Exercise objective
Copy all of the material word for word, except for the pictures.

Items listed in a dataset
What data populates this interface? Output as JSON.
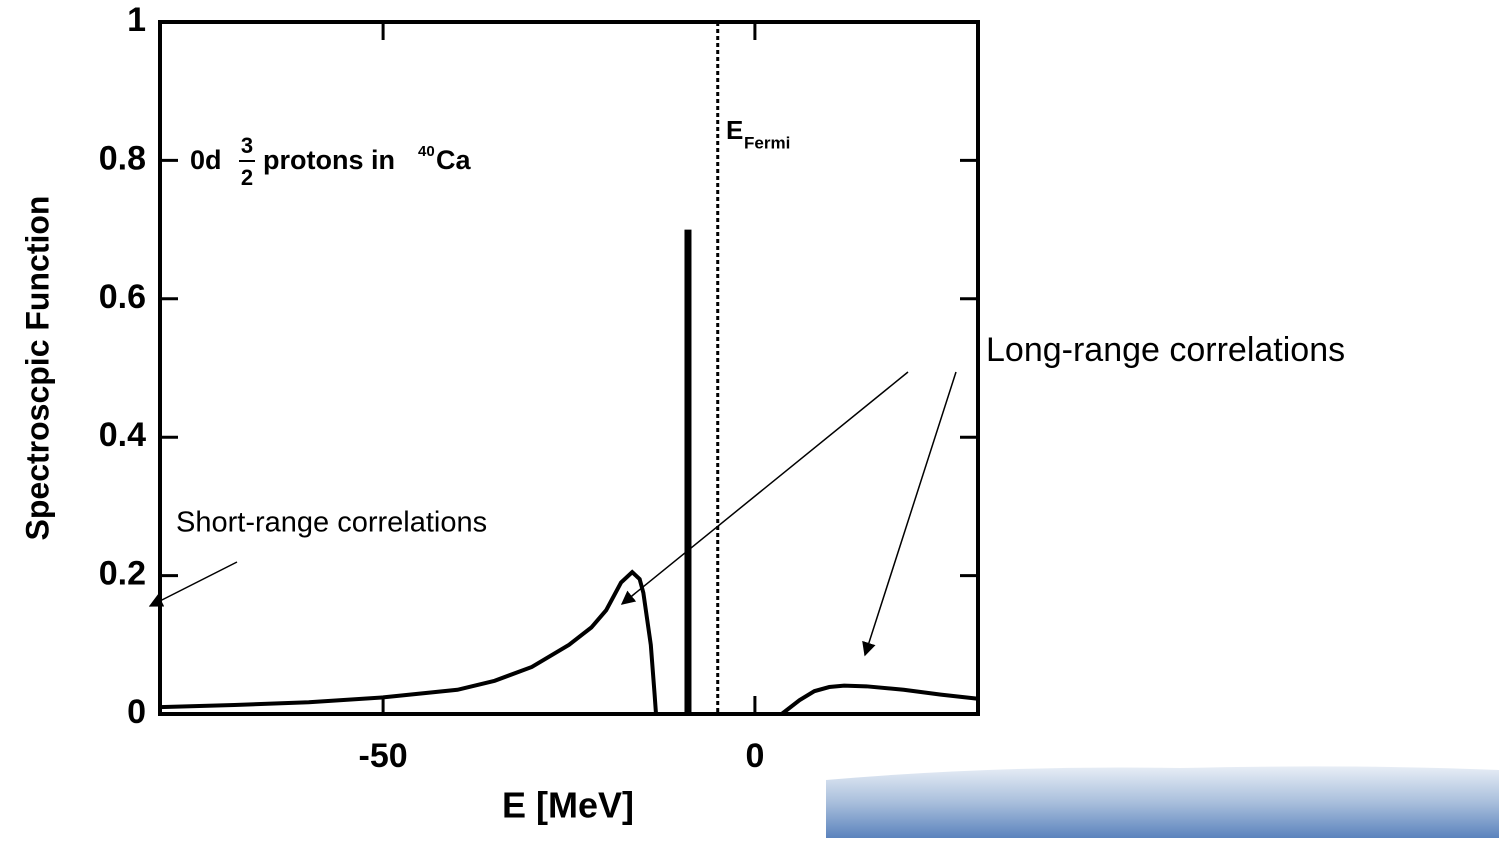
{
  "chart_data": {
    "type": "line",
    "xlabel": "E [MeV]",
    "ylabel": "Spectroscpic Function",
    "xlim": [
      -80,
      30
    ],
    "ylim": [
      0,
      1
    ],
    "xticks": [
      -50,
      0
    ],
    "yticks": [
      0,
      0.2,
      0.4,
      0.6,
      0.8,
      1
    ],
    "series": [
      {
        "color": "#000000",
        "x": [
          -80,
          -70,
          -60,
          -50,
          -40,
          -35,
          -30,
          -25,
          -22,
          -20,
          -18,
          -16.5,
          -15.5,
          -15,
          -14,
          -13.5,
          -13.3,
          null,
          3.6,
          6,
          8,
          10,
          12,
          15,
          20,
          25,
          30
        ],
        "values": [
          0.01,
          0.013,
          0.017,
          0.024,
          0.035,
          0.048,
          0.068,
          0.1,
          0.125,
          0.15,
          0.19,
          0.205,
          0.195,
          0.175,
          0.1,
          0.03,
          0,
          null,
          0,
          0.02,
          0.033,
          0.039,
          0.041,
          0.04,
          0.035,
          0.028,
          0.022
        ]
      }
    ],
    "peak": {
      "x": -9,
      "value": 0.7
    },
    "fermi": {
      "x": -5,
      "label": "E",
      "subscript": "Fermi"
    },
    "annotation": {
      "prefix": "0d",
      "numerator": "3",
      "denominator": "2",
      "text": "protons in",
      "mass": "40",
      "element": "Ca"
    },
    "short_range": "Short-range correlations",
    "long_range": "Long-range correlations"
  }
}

Task result
What data populates this interface? Output as JSON.
{
  "chart_data": {
    "type": "line",
    "xlabel": "E [MeV]",
    "ylabel": "Spectroscpic Function",
    "xlim": [
      -80,
      30
    ],
    "ylim": [
      0,
      1
    ],
    "xticks": [
      -50,
      0
    ],
    "yticks": [
      0,
      0.2,
      0.4,
      0.6,
      0.8,
      1
    ],
    "series": [
      {
        "color": "#000000",
        "x": [
          -80,
          -70,
          -60,
          -50,
          -40,
          -35,
          -30,
          -25,
          -22,
          -20,
          -18,
          -16.5,
          -15.5,
          -15,
          -14,
          -13.5,
          -13.3,
          null,
          3.6,
          6,
          8,
          10,
          12,
          15,
          20,
          25,
          30
        ],
        "values": [
          0.01,
          0.013,
          0.017,
          0.024,
          0.035,
          0.048,
          0.068,
          0.1,
          0.125,
          0.15,
          0.19,
          0.205,
          0.195,
          0.175,
          0.1,
          0.03,
          0,
          null,
          0,
          0.02,
          0.033,
          0.039,
          0.041,
          0.04,
          0.035,
          0.028,
          0.022
        ]
      }
    ],
    "peak": {
      "x": -9,
      "value": 0.7
    },
    "fermi": {
      "x": -5,
      "label": "E",
      "subscript": "Fermi"
    },
    "annotation": {
      "prefix": "0d",
      "numerator": "3",
      "denominator": "2",
      "text": "protons in",
      "mass": "40",
      "element": "Ca"
    },
    "short_range": "Short-range correlations",
    "long_range": "Long-range correlations"
  }
}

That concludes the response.